Stored data entries

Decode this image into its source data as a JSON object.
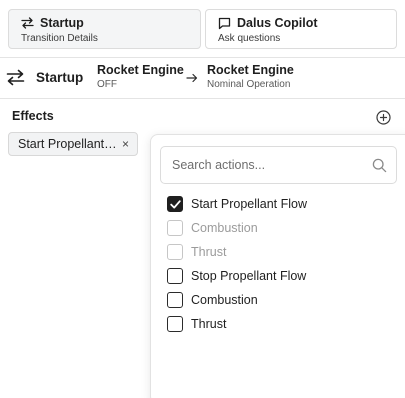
{
  "tabs": [
    {
      "title": "Startup",
      "subtitle": "Transition Details",
      "icon": "arrows-swap-icon",
      "active": true
    },
    {
      "title": "Dalus Copilot",
      "subtitle": "Ask questions",
      "icon": "chat-bubble-icon",
      "active": false
    }
  ],
  "transition": {
    "name": "Startup",
    "from": {
      "title": "Rocket Engine",
      "state": "OFF"
    },
    "to": {
      "title": "Rocket Engine",
      "state": "Nominal Operation"
    }
  },
  "effects": {
    "label": "Effects",
    "chips": [
      {
        "label": "Start Propellant Flow"
      }
    ]
  },
  "dropdown": {
    "search_placeholder": "Search actions...",
    "options": [
      {
        "label": "Start Propellant Flow",
        "checked": true,
        "disabled": false
      },
      {
        "label": "Combustion",
        "checked": false,
        "disabled": true
      },
      {
        "label": "Thrust",
        "checked": false,
        "disabled": true
      },
      {
        "label": "Stop Propellant Flow",
        "checked": false,
        "disabled": false
      },
      {
        "label": "Combustion",
        "checked": false,
        "disabled": false
      },
      {
        "label": "Thrust",
        "checked": false,
        "disabled": false
      }
    ]
  },
  "colors": {
    "text": "#1f1f1f",
    "muted": "#9b9b9b",
    "border": "#dcdcdc",
    "active_tab_bg": "#f4f5f6"
  }
}
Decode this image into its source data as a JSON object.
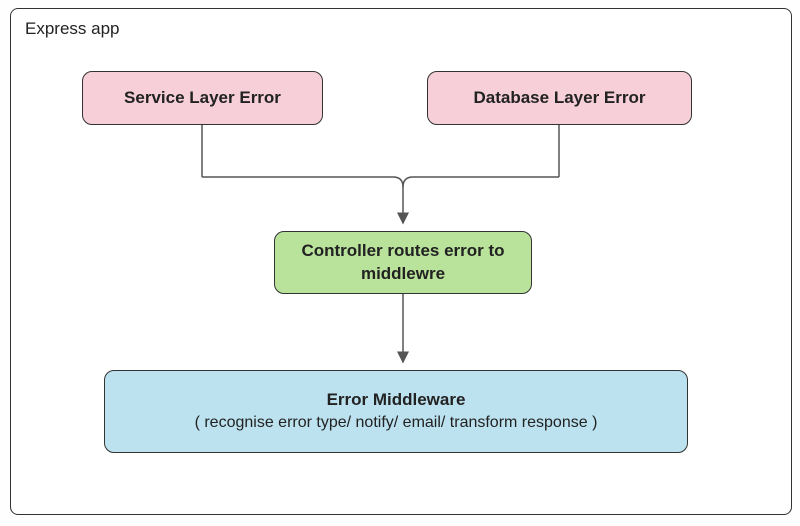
{
  "container": {
    "title": "Express app"
  },
  "nodes": {
    "service": {
      "label": "Service Layer Error"
    },
    "database": {
      "label": "Database Layer Error"
    },
    "controller": {
      "line1": "Controller routes error to",
      "line2": "middlewre"
    },
    "middleware": {
      "title": "Error Middleware",
      "subtitle": "( recognise error type/ notify/ email/ transform response )"
    }
  },
  "chart_data": {
    "type": "diagram",
    "title": "Express app",
    "nodes": [
      {
        "id": "service",
        "label": "Service Layer Error",
        "color": "pink"
      },
      {
        "id": "database",
        "label": "Database Layer Error",
        "color": "pink"
      },
      {
        "id": "controller",
        "label": "Controller routes error to middlewre",
        "color": "green"
      },
      {
        "id": "middleware",
        "label": "Error Middleware ( recognise error type/ notify/ email/ transform response )",
        "color": "blue"
      }
    ],
    "edges": [
      {
        "from": "service",
        "to": "controller"
      },
      {
        "from": "database",
        "to": "controller"
      },
      {
        "from": "controller",
        "to": "middleware"
      }
    ]
  }
}
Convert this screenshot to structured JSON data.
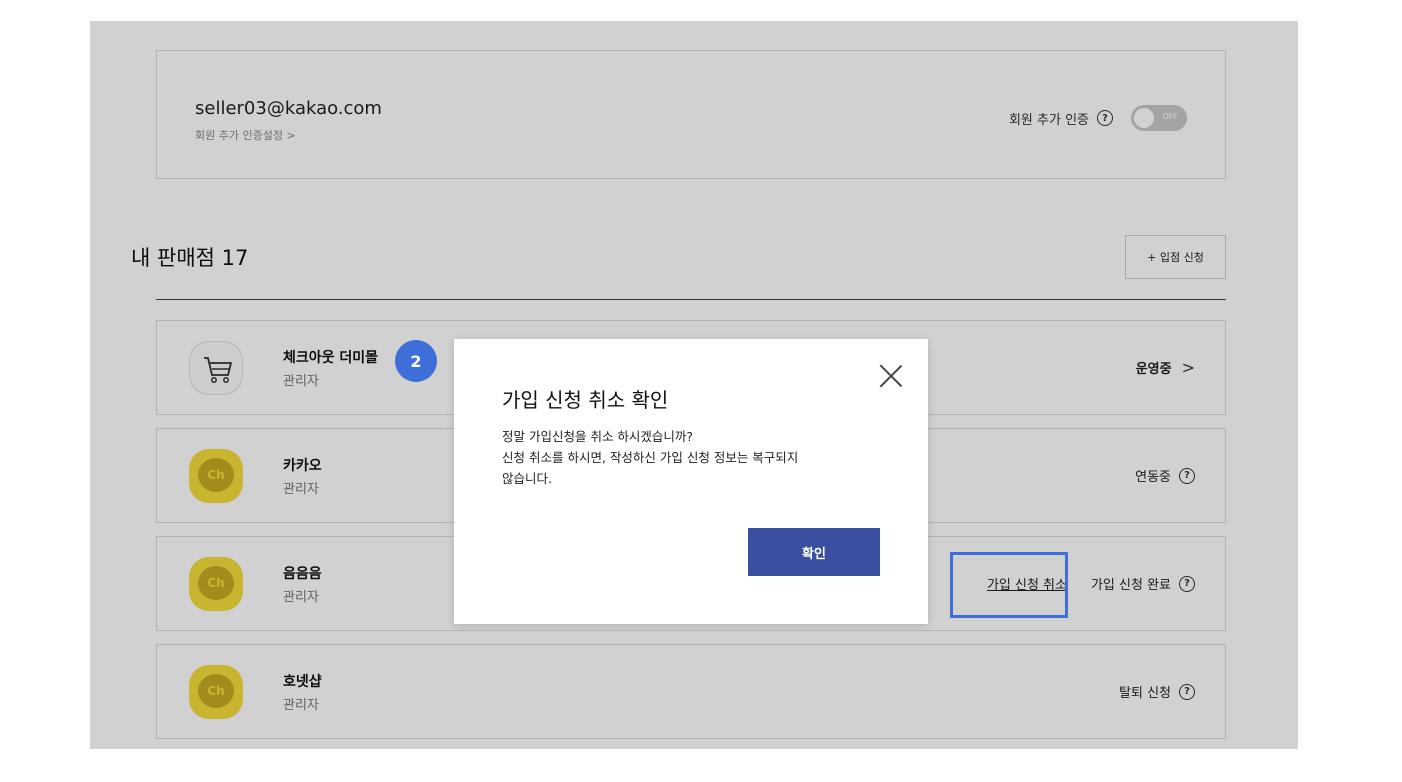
{
  "account": {
    "email": "seller03@kakao.com",
    "auth_settings_link": "회원 추가 인증설정 >",
    "auth_label": "회원 추가 인증",
    "help_glyph": "?",
    "toggle_state": "OFF"
  },
  "section": {
    "title": "내 판매점 17",
    "apply_button": "+ 입점 신청"
  },
  "stores": [
    {
      "name": "체크아웃 더미몰",
      "role": "관리자",
      "icon": "cart-icon",
      "status": "운영중",
      "chevron": ">"
    },
    {
      "name": "카카오",
      "role": "관리자",
      "icon": "kakao-channel-icon",
      "icon_text": "Ch",
      "status": "연동중",
      "help": "?"
    },
    {
      "name": "음음음",
      "role": "관리자",
      "icon": "kakao-channel-icon",
      "icon_text": "Ch",
      "cancel_link": "가입 신청 취소",
      "status": "가입 신청 완료",
      "help": "?"
    },
    {
      "name": "호넷샵",
      "role": "관리자",
      "icon": "kakao-channel-icon",
      "icon_text": "Ch",
      "status": "탈퇴 신청",
      "help": "?"
    }
  ],
  "step_badge": "2",
  "modal": {
    "title": "가입 신청 취소 확인",
    "body_line1": "정말 가입신청을 취소 하시겠습니까?",
    "body_line2": "신청 취소를 하시면, 작성하신 가입 신청 정보는 복구되지",
    "body_line3": "않습니다.",
    "confirm_button": "확인"
  },
  "colors": {
    "accent_blue": "#3e6fd8",
    "confirm_navy": "#3a4fa0",
    "kakao_yellow": "#f5dc3a"
  }
}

### Given request
Spot every line that holds "Layer" and copy it.

### Answer to this exercise
      "label": "Service Layer Error"
      "label": "Database Layer Error"
        "label": "Service Layer Error",
        "label": "Database Layer Error",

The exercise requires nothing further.